What needs to be done: Copy out the rows from the line containing "callout-line: received) from" through the line containing "callout-line: 3. Make", reproducing each line verbatim.

----------

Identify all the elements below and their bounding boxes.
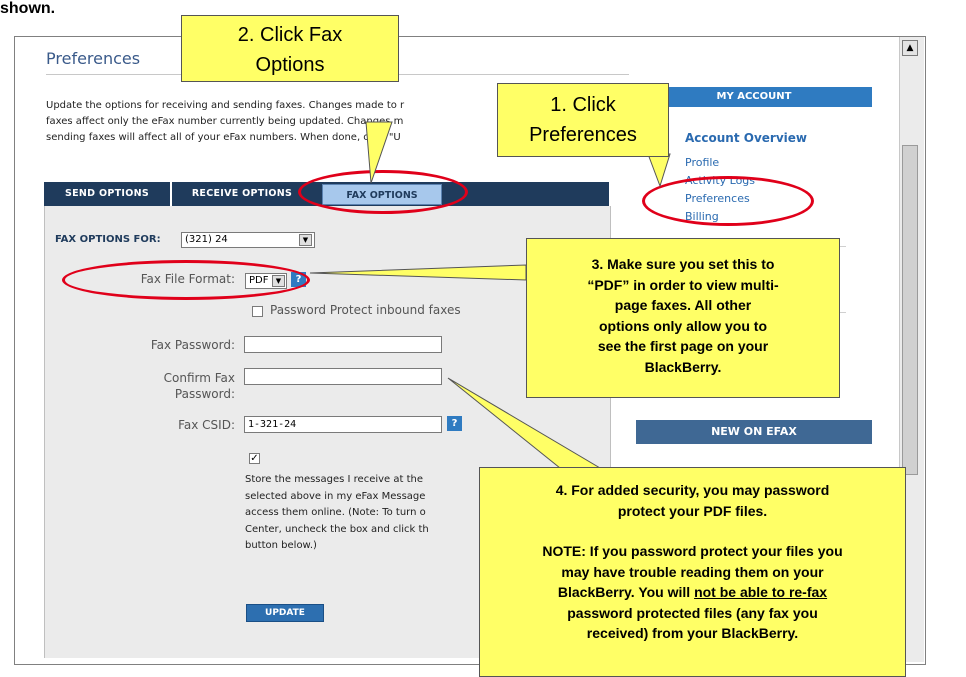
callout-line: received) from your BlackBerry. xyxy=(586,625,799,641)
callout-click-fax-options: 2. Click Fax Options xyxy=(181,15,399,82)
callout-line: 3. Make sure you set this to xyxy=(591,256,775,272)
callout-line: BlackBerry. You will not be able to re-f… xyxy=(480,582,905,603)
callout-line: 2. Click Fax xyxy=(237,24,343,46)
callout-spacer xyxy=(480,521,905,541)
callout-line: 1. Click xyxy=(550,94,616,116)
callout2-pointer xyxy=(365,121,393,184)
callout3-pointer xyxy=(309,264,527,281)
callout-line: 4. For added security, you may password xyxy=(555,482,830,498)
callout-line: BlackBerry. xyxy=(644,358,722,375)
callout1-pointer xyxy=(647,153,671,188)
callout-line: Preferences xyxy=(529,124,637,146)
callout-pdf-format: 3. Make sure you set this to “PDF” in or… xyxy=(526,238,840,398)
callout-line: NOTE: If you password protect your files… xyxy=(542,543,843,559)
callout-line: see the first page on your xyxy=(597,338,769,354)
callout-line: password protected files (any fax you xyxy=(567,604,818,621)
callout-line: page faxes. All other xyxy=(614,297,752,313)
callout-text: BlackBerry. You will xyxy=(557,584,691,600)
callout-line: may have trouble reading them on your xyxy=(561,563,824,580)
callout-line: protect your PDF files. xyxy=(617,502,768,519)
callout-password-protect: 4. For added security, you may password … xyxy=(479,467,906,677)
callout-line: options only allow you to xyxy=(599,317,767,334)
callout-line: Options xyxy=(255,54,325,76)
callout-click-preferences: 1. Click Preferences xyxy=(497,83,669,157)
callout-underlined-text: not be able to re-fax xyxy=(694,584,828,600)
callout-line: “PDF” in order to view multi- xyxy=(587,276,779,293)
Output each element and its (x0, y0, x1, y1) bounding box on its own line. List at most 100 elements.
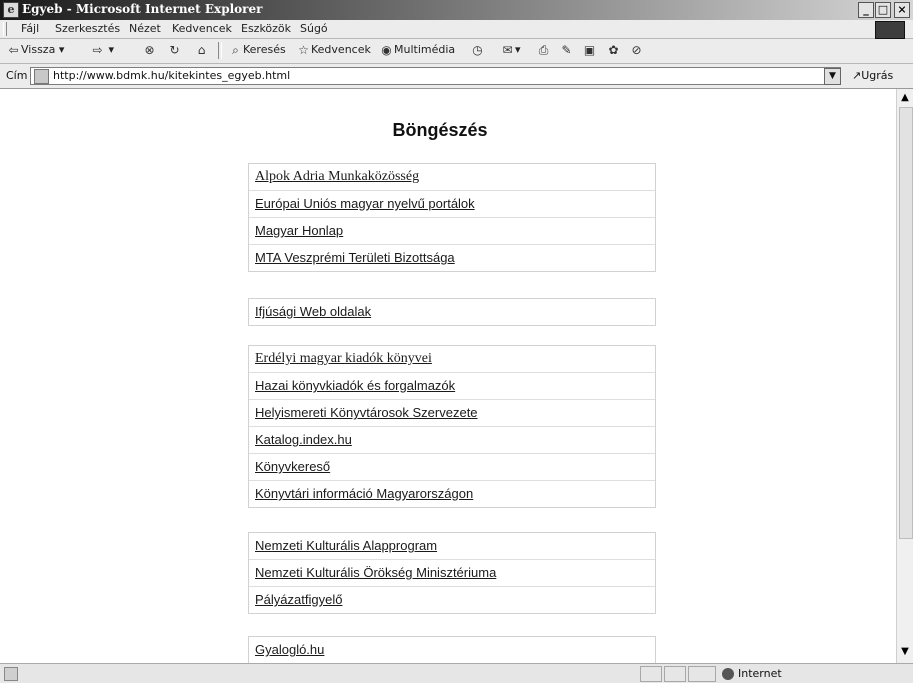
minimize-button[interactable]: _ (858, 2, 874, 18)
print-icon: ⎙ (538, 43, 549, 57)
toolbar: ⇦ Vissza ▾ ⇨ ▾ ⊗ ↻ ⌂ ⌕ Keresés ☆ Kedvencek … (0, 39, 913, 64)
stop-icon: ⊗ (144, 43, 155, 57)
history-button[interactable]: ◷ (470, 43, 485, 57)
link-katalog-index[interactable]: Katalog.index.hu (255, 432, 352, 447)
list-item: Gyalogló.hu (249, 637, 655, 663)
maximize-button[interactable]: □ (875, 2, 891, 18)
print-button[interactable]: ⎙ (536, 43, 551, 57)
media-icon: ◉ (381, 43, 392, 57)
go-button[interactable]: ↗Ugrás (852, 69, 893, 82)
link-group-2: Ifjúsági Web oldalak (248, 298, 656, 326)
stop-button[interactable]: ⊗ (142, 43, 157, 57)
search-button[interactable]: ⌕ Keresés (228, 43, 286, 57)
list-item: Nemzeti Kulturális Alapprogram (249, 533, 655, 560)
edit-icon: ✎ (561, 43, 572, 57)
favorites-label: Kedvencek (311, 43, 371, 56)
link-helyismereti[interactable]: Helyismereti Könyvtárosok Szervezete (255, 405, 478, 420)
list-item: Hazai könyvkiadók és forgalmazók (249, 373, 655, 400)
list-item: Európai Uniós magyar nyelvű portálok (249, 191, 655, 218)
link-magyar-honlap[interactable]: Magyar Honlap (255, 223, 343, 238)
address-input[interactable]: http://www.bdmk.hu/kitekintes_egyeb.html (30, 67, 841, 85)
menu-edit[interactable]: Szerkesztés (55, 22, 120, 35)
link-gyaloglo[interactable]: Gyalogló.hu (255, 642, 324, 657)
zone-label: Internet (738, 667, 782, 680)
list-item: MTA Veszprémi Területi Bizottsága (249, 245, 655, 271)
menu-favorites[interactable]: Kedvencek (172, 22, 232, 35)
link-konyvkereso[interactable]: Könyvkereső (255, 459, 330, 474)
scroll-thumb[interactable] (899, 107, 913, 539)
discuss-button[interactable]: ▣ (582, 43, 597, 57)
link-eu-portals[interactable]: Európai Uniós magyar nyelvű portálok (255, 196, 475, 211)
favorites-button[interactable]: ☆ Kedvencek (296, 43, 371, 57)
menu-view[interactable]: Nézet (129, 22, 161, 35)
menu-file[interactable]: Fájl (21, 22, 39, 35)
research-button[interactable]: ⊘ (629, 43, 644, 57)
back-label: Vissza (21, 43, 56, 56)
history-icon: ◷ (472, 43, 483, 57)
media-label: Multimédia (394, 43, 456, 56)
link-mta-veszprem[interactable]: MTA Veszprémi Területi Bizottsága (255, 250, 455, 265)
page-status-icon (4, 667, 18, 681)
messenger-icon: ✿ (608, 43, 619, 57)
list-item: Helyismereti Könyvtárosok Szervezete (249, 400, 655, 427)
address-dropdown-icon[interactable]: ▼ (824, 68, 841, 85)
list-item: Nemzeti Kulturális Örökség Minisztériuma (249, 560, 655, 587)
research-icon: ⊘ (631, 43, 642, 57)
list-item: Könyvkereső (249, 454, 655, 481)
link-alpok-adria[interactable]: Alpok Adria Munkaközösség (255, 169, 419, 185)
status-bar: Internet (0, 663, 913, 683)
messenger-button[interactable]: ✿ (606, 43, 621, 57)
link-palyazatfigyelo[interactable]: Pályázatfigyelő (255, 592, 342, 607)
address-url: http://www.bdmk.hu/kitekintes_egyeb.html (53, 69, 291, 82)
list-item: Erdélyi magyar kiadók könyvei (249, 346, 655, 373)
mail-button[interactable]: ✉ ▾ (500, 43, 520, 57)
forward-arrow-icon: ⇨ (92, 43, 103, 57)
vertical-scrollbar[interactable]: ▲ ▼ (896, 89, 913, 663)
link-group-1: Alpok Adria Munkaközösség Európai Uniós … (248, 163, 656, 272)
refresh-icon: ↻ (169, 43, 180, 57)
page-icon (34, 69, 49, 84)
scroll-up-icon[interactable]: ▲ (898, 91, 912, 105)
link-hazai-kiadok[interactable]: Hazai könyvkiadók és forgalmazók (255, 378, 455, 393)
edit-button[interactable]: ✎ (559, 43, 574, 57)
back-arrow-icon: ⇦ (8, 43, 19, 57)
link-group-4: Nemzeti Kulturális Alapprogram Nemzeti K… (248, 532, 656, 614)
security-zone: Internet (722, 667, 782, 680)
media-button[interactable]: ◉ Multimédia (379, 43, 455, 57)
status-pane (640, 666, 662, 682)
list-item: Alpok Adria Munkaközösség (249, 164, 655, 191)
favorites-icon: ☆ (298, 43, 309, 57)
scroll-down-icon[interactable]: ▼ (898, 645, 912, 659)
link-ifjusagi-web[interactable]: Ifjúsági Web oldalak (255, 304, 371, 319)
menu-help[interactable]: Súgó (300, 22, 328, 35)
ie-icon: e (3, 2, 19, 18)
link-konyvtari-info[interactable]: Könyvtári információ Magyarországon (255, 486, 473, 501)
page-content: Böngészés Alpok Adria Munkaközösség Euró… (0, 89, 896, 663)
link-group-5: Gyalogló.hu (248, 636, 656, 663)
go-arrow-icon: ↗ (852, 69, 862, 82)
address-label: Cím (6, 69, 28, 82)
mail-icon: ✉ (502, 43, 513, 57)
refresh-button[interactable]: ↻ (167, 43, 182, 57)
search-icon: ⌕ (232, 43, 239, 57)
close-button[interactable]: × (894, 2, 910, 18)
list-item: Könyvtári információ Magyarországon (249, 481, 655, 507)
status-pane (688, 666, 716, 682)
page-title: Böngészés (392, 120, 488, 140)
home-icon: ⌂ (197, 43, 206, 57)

----------

Complete response:
callout-line: received) from your BlackBerry. xyxy=(586,625,799,641)
callout-click-fax-options: 2. Click Fax Options xyxy=(181,15,399,82)
callout-line: 3. Make sure you set this to xyxy=(591,256,775,272)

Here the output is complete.